(Saved data entries)
━━━━

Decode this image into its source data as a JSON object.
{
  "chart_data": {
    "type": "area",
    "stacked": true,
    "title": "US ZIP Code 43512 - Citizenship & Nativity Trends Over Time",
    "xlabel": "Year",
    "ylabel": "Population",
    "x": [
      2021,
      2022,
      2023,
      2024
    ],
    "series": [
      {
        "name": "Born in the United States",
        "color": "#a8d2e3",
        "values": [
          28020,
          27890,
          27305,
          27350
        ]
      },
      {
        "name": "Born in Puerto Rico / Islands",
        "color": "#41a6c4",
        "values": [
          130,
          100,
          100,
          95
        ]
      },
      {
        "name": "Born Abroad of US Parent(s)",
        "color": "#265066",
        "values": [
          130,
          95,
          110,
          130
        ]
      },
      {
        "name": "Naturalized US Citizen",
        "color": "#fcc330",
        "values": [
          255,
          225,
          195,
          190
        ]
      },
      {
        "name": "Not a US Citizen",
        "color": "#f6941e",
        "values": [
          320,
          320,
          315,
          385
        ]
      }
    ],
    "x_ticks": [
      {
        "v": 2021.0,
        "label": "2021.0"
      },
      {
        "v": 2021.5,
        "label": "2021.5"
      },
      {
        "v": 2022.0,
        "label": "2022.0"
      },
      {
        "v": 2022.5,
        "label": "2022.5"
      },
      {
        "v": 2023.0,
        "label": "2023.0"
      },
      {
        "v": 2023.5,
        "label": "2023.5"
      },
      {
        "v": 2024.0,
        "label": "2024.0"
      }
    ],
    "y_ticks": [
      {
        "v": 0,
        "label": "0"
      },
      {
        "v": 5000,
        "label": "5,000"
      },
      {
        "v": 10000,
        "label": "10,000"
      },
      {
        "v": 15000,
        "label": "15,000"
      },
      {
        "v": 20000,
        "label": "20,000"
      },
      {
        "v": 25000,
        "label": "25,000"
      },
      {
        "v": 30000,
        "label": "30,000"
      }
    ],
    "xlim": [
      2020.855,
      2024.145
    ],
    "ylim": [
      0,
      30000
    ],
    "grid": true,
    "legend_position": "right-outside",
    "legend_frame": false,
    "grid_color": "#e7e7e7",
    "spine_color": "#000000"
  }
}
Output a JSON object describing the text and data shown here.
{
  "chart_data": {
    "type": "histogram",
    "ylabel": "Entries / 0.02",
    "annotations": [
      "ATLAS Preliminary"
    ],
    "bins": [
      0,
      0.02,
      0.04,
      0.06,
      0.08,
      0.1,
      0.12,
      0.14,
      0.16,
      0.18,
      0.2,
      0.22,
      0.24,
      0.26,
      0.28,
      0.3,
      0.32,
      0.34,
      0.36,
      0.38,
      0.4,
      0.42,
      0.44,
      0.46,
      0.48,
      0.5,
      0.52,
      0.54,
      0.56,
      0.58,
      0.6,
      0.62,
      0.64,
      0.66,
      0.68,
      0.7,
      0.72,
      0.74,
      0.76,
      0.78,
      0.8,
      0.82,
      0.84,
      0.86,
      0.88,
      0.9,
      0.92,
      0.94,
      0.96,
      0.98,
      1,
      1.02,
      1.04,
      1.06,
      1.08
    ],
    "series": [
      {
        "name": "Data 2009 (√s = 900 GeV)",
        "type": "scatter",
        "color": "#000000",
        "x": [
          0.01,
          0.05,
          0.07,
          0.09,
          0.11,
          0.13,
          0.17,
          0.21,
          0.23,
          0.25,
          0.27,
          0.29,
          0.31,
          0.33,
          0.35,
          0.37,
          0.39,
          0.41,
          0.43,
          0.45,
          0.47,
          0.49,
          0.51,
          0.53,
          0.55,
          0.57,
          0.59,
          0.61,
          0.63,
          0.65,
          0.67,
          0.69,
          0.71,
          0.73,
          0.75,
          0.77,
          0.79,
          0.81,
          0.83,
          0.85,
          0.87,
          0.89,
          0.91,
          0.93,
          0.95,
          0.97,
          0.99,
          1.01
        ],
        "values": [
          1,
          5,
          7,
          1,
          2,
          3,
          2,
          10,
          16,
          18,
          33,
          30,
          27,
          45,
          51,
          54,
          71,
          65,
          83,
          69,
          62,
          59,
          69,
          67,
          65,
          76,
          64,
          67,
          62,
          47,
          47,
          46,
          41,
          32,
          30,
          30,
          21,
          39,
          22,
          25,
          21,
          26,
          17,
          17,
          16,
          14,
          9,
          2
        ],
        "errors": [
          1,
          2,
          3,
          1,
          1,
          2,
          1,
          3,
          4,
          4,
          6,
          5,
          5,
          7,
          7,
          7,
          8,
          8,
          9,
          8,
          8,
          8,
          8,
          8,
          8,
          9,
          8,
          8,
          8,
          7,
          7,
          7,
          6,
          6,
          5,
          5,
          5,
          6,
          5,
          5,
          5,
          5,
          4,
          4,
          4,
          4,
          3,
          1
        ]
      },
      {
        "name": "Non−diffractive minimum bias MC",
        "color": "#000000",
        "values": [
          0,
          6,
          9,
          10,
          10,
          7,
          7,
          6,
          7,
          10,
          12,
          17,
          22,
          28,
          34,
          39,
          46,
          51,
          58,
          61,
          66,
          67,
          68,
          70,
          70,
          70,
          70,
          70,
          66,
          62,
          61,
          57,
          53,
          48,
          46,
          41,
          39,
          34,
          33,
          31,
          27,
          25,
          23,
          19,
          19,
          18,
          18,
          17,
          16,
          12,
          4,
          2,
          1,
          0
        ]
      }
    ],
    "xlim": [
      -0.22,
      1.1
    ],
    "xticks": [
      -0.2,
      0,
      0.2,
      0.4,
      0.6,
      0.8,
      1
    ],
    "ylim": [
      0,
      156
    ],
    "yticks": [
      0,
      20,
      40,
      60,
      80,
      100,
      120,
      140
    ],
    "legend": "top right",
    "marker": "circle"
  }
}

━━━━

The problem ::
Produce an exact copy of all the records.

Answer to this problem ::
Decode this image into its source data as a JSON object.
{
  "chart_data": {
    "type": "area",
    "stacked": true,
    "title": "US ZIP Code 43512 - Citizenship & Nativity Trends Over Time",
    "xlabel": "Year",
    "ylabel": "Population",
    "x": [
      2021,
      2022,
      2023,
      2024
    ],
    "series": [
      {
        "name": "Born in the United States",
        "color": "#a8d2e3",
        "values": [
          28020,
          27890,
          27305,
          27350
        ]
      },
      {
        "name": "Born in Puerto Rico / Islands",
        "color": "#41a6c4",
        "values": [
          130,
          100,
          100,
          95
        ]
      },
      {
        "name": "Born Abroad of US Parent(s)",
        "color": "#265066",
        "values": [
          130,
          95,
          110,
          130
        ]
      },
      {
        "name": "Naturalized US Citizen",
        "color": "#fcc330",
        "values": [
          255,
          225,
          195,
          190
        ]
      },
      {
        "name": "Not a US Citizen",
        "color": "#f6941e",
        "values": [
          320,
          320,
          315,
          385
        ]
      }
    ],
    "x_ticks": [
      {
        "v": 2021.0,
        "label": "2021.0"
      },
      {
        "v": 2021.5,
        "label": "2021.5"
      },
      {
        "v": 2022.0,
        "label": "2022.0"
      },
      {
        "v": 2022.5,
        "label": "2022.5"
      },
      {
        "v": 2023.0,
        "label": "2023.0"
      },
      {
        "v": 2023.5,
        "label": "2023.5"
      },
      {
        "v": 2024.0,
        "label": "2024.0"
      }
    ],
    "y_ticks": [
      {
        "v": 0,
        "label": "0"
      },
      {
        "v": 5000,
        "label": "5,000"
      },
      {
        "v": 10000,
        "label": "10,000"
      },
      {
        "v": 15000,
        "label": "15,000"
      },
      {
        "v": 20000,
        "label": "20,000"
      },
      {
        "v": 25000,
        "label": "25,000"
      },
      {
        "v": 30000,
        "label": "30,000"
      }
    ],
    "xlim": [
      2020.855,
      2024.145
    ],
    "ylim": [
      0,
      30000
    ],
    "grid": true,
    "legend_position": "right-outside",
    "legend_frame": false,
    "grid_color": "#e7e7e7",
    "spine_color": "#000000"
  }
}
Output a JSON object describing the text and data shown here.
{
  "chart_data": {
    "type": "histogram",
    "ylabel": "Entries / 0.02",
    "annotations": [
      "ATLAS Preliminary"
    ],
    "bins": [
      0,
      0.02,
      0.04,
      0.06,
      0.08,
      0.1,
      0.12,
      0.14,
      0.16,
      0.18,
      0.2,
      0.22,
      0.24,
      0.26,
      0.28,
      0.3,
      0.32,
      0.34,
      0.36,
      0.38,
      0.4,
      0.42,
      0.44,
      0.46,
      0.48,
      0.5,
      0.52,
      0.54,
      0.56,
      0.58,
      0.6,
      0.62,
      0.64,
      0.66,
      0.68,
      0.7,
      0.72,
      0.74,
      0.76,
      0.78,
      0.8,
      0.82,
      0.84,
      0.86,
      0.88,
      0.9,
      0.92,
      0.94,
      0.96,
      0.98,
      1,
      1.02,
      1.04,
      1.06,
      1.08
    ],
    "series": [
      {
        "name": "Data 2009 (√s = 900 GeV)",
        "type": "scatter",
        "color": "#000000",
        "x": [
          0.01,
          0.05,
          0.07,
          0.09,
          0.11,
          0.13,
          0.17,
          0.21,
          0.23,
          0.25,
          0.27,
          0.29,
          0.31,
          0.33,
          0.35,
          0.37,
          0.39,
          0.41,
          0.43,
          0.45,
          0.47,
          0.49,
          0.51,
          0.53,
          0.55,
          0.57,
          0.59,
          0.61,
          0.63,
          0.65,
          0.67,
          0.69,
          0.71,
          0.73,
          0.75,
          0.77,
          0.79,
          0.81,
          0.83,
          0.85,
          0.87,
          0.89,
          0.91,
          0.93,
          0.95,
          0.97,
          0.99,
          1.01
        ],
        "values": [
          1,
          5,
          7,
          1,
          2,
          3,
          2,
          10,
          16,
          18,
          33,
          30,
          27,
          45,
          51,
          54,
          71,
          65,
          83,
          69,
          62,
          59,
          69,
          67,
          65,
          76,
          64,
          67,
          62,
          47,
          47,
          46,
          41,
          32,
          30,
          30,
          21,
          39,
          22,
          25,
          21,
          26,
          17,
          17,
          16,
          14,
          9,
          2
        ],
        "errors": [
          1,
          2,
          3,
          1,
          1,
          2,
          1,
          3,
          4,
          4,
          6,
          5,
          5,
          7,
          7,
          7,
          8,
          8,
          9,
          8,
          8,
          8,
          8,
          8,
          8,
          9,
          8,
          8,
          8,
          7,
          7,
          7,
          6,
          6,
          5,
          5,
          5,
          6,
          5,
          5,
          5,
          5,
          4,
          4,
          4,
          4,
          3,
          1
        ]
      },
      {
        "name": "Non−diffractive minimum bias MC",
        "color": "#000000",
        "values": [
          0,
          6,
          9,
          10,
          10,
          7,
          7,
          6,
          7,
          10,
          12,
          17,
          22,
          28,
          34,
          39,
          46,
          51,
          58,
          61,
          66,
          67,
          68,
          70,
          70,
          70,
          70,
          70,
          66,
          62,
          61,
          57,
          53,
          48,
          46,
          41,
          39,
          34,
          33,
          31,
          27,
          25,
          23,
          19,
          19,
          18,
          18,
          17,
          16,
          12,
          4,
          2,
          1,
          0
        ]
      }
    ],
    "xlim": [
      -0.22,
      1.1
    ],
    "xticks": [
      -0.2,
      0,
      0.2,
      0.4,
      0.6,
      0.8,
      1
    ],
    "ylim": [
      0,
      156
    ],
    "yticks": [
      0,
      20,
      40,
      60,
      80,
      100,
      120,
      140
    ],
    "legend": "top right",
    "marker": "circle"
  }
}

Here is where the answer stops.